RenRe increases uses of Upsilon, buys more retro, shapes portfolio for hurricane season

RenaissanceRe CEO Kevin O

Bermuda-based reinsurance and third-party capital manager RenaissanceRe believes it stands better protected for hurricane season, with reduced exposure to smaller events and a portfolio that has been shaped with the help of Capital Partners vehicles, including an increased use of Upsilon, as well as more retrocession purchased.

Speaking today during the RenaissanceRe second-quarter 2024 earnings call, CEO Kevin O’Donnell and CFO Bob Qutub provided some colour on how the reinsurance company has prepared itself for the Atlantic hurricane season this year.

CEO O’Donnell highlighted the way RenRe uses its own balance-sheet and partner balance-sheets from the range of joint-ventures and insurance-linked securities (ILS) funds it operates, to help in optimising the portfolio for better outcomes through what is forecast to be a very active hurricane season ahead.

Instructions for the task: Rewrite the RenRe article from "CEO O’Donnell highlighted" up to and including "hurricane season ahead.", putting "partnerships" in place of "joint-ventures". The data has no connection to the RenRe article.

Given data:

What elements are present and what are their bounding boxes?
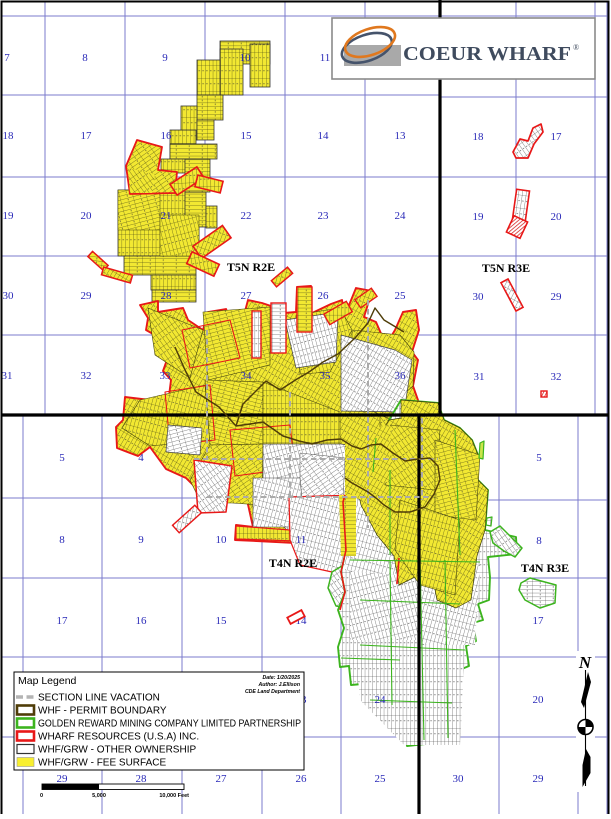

Task solution:
CEO O’Donnell highlighted the way RenRe uses its own balance-sheet and partner balance-sheets from the range of partnerships and insurance-linked securities (ILS) funds it operates, to help in optimising the portfolio for better outcomes through what is forecast to be a very active hurricane season ahead.